Return each entry exactly, omitting nothing.

Records excerpted from a collection
····················

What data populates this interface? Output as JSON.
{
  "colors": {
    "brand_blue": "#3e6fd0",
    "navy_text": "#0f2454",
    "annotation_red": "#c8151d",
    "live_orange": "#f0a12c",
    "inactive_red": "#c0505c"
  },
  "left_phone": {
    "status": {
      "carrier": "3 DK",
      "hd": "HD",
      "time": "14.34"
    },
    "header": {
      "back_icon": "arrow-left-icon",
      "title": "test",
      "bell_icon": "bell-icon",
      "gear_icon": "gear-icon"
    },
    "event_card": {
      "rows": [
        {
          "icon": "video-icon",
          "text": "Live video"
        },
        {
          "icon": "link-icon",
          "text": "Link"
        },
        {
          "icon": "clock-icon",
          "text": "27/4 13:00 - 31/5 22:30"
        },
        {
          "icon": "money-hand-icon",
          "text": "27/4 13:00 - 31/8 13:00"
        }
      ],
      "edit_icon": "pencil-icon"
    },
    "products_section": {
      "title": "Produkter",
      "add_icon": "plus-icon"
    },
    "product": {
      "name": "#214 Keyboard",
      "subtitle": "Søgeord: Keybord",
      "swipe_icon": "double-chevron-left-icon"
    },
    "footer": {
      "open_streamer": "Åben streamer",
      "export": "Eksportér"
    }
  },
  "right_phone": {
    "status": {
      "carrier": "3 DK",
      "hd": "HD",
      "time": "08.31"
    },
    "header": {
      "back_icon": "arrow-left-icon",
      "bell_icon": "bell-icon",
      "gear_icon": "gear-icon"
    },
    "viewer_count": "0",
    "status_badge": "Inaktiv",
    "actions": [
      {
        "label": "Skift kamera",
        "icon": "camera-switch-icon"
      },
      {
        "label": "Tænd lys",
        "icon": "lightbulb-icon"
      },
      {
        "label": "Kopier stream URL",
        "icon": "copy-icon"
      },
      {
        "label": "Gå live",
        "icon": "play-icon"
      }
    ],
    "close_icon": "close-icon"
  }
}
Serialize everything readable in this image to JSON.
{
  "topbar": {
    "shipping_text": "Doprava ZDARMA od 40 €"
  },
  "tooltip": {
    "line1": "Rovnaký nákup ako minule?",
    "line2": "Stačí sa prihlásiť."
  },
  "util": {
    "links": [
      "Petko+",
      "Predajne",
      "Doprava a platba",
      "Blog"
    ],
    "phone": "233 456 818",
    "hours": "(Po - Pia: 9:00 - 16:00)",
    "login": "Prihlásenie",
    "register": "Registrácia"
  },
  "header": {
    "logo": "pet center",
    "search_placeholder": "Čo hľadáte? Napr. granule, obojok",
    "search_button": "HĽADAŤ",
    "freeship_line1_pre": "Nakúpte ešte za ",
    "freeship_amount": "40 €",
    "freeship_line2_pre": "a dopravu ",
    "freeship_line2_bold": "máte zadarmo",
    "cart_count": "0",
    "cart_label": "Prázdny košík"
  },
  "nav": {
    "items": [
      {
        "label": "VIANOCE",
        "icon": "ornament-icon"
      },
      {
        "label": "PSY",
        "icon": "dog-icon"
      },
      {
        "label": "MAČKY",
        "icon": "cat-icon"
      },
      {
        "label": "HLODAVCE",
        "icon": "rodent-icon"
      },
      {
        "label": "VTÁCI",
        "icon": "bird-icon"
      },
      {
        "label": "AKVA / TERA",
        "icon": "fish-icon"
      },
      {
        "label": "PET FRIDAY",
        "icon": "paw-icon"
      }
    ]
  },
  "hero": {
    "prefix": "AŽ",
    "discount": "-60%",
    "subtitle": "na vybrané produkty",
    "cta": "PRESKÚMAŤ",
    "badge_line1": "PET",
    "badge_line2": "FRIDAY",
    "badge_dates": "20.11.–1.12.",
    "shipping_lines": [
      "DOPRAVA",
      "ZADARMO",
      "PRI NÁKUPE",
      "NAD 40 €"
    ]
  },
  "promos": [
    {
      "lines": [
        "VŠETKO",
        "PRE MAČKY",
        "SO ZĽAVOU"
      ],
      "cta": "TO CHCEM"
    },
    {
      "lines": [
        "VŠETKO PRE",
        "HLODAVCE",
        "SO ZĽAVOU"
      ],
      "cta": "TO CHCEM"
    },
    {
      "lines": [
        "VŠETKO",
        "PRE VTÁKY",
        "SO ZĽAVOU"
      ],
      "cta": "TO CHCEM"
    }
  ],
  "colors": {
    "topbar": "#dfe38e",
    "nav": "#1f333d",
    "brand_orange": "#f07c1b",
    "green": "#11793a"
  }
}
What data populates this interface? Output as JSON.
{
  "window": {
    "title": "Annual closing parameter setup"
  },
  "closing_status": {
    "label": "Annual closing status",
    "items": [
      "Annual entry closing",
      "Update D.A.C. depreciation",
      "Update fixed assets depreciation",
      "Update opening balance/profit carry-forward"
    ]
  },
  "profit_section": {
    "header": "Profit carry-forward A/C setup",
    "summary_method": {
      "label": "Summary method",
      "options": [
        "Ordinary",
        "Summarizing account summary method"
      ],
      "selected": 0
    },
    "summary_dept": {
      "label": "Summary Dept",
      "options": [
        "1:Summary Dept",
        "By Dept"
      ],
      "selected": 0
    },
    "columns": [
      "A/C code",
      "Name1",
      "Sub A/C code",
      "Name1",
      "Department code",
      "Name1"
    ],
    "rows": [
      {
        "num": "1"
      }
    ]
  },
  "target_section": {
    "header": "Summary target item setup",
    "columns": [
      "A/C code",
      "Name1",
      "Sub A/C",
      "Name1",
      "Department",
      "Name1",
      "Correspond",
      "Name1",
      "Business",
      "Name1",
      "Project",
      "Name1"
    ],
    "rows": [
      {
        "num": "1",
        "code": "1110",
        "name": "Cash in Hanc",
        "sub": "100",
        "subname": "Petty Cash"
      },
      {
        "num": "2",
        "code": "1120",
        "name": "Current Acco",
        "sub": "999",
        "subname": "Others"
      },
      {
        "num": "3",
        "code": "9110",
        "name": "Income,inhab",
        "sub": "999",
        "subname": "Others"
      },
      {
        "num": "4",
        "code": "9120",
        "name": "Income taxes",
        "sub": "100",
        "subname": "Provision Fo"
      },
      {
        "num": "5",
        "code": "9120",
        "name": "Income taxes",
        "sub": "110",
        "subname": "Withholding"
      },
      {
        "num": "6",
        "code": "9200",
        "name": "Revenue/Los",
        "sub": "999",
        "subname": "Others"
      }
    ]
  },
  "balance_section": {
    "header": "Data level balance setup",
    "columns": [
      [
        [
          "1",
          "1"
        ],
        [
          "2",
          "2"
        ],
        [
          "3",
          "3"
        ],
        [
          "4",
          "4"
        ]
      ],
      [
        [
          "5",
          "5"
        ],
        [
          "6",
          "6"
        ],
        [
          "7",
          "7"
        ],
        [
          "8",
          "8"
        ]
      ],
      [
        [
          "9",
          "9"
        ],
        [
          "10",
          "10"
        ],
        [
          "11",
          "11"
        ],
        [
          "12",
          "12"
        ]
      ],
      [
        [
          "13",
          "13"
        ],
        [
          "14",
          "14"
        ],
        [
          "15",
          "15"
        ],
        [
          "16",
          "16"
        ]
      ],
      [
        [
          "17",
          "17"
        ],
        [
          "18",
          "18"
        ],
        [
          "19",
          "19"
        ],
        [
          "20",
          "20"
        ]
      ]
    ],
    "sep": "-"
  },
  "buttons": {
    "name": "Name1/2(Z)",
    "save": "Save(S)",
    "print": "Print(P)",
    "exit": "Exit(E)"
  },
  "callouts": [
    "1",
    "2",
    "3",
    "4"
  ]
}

····················

■ **COMPLETE ANSWER**:
What data populates this interface? Output as JSON.
{
  "colors": {
    "brand_blue": "#3e6fd0",
    "navy_text": "#0f2454",
    "annotation_red": "#c8151d",
    "live_orange": "#f0a12c",
    "inactive_red": "#c0505c"
  },
  "left_phone": {
    "status": {
      "carrier": "3 DK",
      "hd": "HD",
      "time": "14.34"
    },
    "header": {
      "back_icon": "arrow-left-icon",
      "title": "test",
      "bell_icon": "bell-icon",
      "gear_icon": "gear-icon"
    },
    "event_card": {
      "rows": [
        {
          "icon": "video-icon",
          "text": "Live video"
        },
        {
          "icon": "link-icon",
          "text": "Link"
        },
        {
          "icon": "clock-icon",
          "text": "27/4 13:00 - 31/5 22:30"
        },
        {
          "icon": "money-hand-icon",
          "text": "27/4 13:00 - 31/8 13:00"
        }
      ],
      "edit_icon": "pencil-icon"
    },
    "products_section": {
      "title": "Produkter",
      "add_icon": "plus-icon"
    },
    "product": {
      "name": "#214 Keyboard",
      "subtitle": "Søgeord: Keybord",
      "swipe_icon": "double-chevron-left-icon"
    },
    "footer": {
      "open_streamer": "Åben streamer",
      "export": "Eksportér"
    }
  },
  "right_phone": {
    "status": {
      "carrier": "3 DK",
      "hd": "HD",
      "time": "08.31"
    },
    "header": {
      "back_icon": "arrow-left-icon",
      "bell_icon": "bell-icon",
      "gear_icon": "gear-icon"
    },
    "viewer_count": "0",
    "status_badge": "Inaktiv",
    "actions": [
      {
        "label": "Skift kamera",
        "icon": "camera-switch-icon"
      },
      {
        "label": "Tænd lys",
        "icon": "lightbulb-icon"
      },
      {
        "label": "Kopier stream URL",
        "icon": "copy-icon"
      },
      {
        "label": "Gå live",
        "icon": "play-icon"
      }
    ],
    "close_icon": "close-icon"
  }
}
Serialize everything readable in this image to JSON.
{
  "topbar": {
    "shipping_text": "Doprava ZDARMA od 40 €"
  },
  "tooltip": {
    "line1": "Rovnaký nákup ako minule?",
    "line2": "Stačí sa prihlásiť."
  },
  "util": {
    "links": [
      "Petko+",
      "Predajne",
      "Doprava a platba",
      "Blog"
    ],
    "phone": "233 456 818",
    "hours": "(Po - Pia: 9:00 - 16:00)",
    "login": "Prihlásenie",
    "register": "Registrácia"
  },
  "header": {
    "logo": "pet center",
    "search_placeholder": "Čo hľadáte? Napr. granule, obojok",
    "search_button": "HĽADAŤ",
    "freeship_line1_pre": "Nakúpte ešte za ",
    "freeship_amount": "40 €",
    "freeship_line2_pre": "a dopravu ",
    "freeship_line2_bold": "máte zadarmo",
    "cart_count": "0",
    "cart_label": "Prázdny košík"
  },
  "nav": {
    "items": [
      {
        "label": "VIANOCE",
        "icon": "ornament-icon"
      },
      {
        "label": "PSY",
        "icon": "dog-icon"
      },
      {
        "label": "MAČKY",
        "icon": "cat-icon"
      },
      {
        "label": "HLODAVCE",
        "icon": "rodent-icon"
      },
      {
        "label": "VTÁCI",
        "icon": "bird-icon"
      },
      {
        "label": "AKVA / TERA",
        "icon": "fish-icon"
      },
      {
        "label": "PET FRIDAY",
        "icon": "paw-icon"
      }
    ]
  },
  "hero": {
    "prefix": "AŽ",
    "discount": "-60%",
    "subtitle": "na vybrané produkty",
    "cta": "PRESKÚMAŤ",
    "badge_line1": "PET",
    "badge_line2": "FRIDAY",
    "badge_dates": "20.11.–1.12.",
    "shipping_lines": [
      "DOPRAVA",
      "ZADARMO",
      "PRI NÁKUPE",
      "NAD 40 €"
    ]
  },
  "promos": [
    {
      "lines": [
        "VŠETKO",
        "PRE MAČKY",
        "SO ZĽAVOU"
      ],
      "cta": "TO CHCEM"
    },
    {
      "lines": [
        "VŠETKO PRE",
        "HLODAVCE",
        "SO ZĽAVOU"
      ],
      "cta": "TO CHCEM"
    },
    {
      "lines": [
        "VŠETKO",
        "PRE VTÁKY",
        "SO ZĽAVOU"
      ],
      "cta": "TO CHCEM"
    }
  ],
  "colors": {
    "topbar": "#dfe38e",
    "nav": "#1f333d",
    "brand_orange": "#f07c1b",
    "green": "#11793a"
  }
}
What data populates this interface? Output as JSON.
{
  "window": {
    "title": "Annual closing parameter setup"
  },
  "closing_status": {
    "label": "Annual closing status",
    "items": [
      "Annual entry closing",
      "Update D.A.C. depreciation",
      "Update fixed assets depreciation",
      "Update opening balance/profit carry-forward"
    ]
  },
  "profit_section": {
    "header": "Profit carry-forward A/C setup",
    "summary_method": {
      "label": "Summary method",
      "options": [
        "Ordinary",
        "Summarizing account summary method"
      ],
      "selected": 0
    },
    "summary_dept": {
      "label": "Summary Dept",
      "options": [
        "1:Summary Dept",
        "By Dept"
      ],
      "selected": 0
    },
    "columns": [
      "A/C code",
      "Name1",
      "Sub A/C code",
      "Name1",
      "Department code",
      "Name1"
    ],
    "rows": [
      {
        "num": "1"
      }
    ]
  },
  "target_section": {
    "header": "Summary target item setup",
    "columns": [
      "A/C code",
      "Name1",
      "Sub A/C",
      "Name1",
      "Department",
      "Name1",
      "Correspond",
      "Name1",
      "Business",
      "Name1",
      "Project",
      "Name1"
    ],
    "rows": [
      {
        "num": "1",
        "code": "1110",
        "name": "Cash in Hanc",
        "sub": "100",
        "subname": "Petty Cash"
      },
      {
        "num": "2",
        "code": "1120",
        "name": "Current Acco",
        "sub": "999",
        "subname": "Others"
      },
      {
        "num": "3",
        "code": "9110",
        "name": "Income,inhab",
        "sub": "999",
        "subname": "Others"
      },
      {
        "num": "4",
        "code": "9120",
        "name": "Income taxes",
        "sub": "100",
        "subname": "Provision Fo"
      },
      {
        "num": "5",
        "code": "9120",
        "name": "Income taxes",
        "sub": "110",
        "subname": "Withholding"
      },
      {
        "num": "6",
        "code": "9200",
        "name": "Revenue/Los",
        "sub": "999",
        "subname": "Others"
      }
    ]
  },
  "balance_section": {
    "header": "Data level balance setup",
    "columns": [
      [
        [
          "1",
          "1"
        ],
        [
          "2",
          "2"
        ],
        [
          "3",
          "3"
        ],
        [
          "4",
          "4"
        ]
      ],
      [
        [
          "5",
          "5"
        ],
        [
          "6",
          "6"
        ],
        [
          "7",
          "7"
        ],
        [
          "8",
          "8"
        ]
      ],
      [
        [
          "9",
          "9"
        ],
        [
          "10",
          "10"
        ],
        [
          "11",
          "11"
        ],
        [
          "12",
          "12"
        ]
      ],
      [
        [
          "13",
          "13"
        ],
        [
          "14",
          "14"
        ],
        [
          "15",
          "15"
        ],
        [
          "16",
          "16"
        ]
      ],
      [
        [
          "17",
          "17"
        ],
        [
          "18",
          "18"
        ],
        [
          "19",
          "19"
        ],
        [
          "20",
          "20"
        ]
      ]
    ],
    "sep": "-"
  },
  "buttons": {
    "name": "Name1/2(Z)",
    "save": "Save(S)",
    "print": "Print(P)",
    "exit": "Exit(E)"
  },
  "callouts": [
    "1",
    "2",
    "3",
    "4"
  ]
}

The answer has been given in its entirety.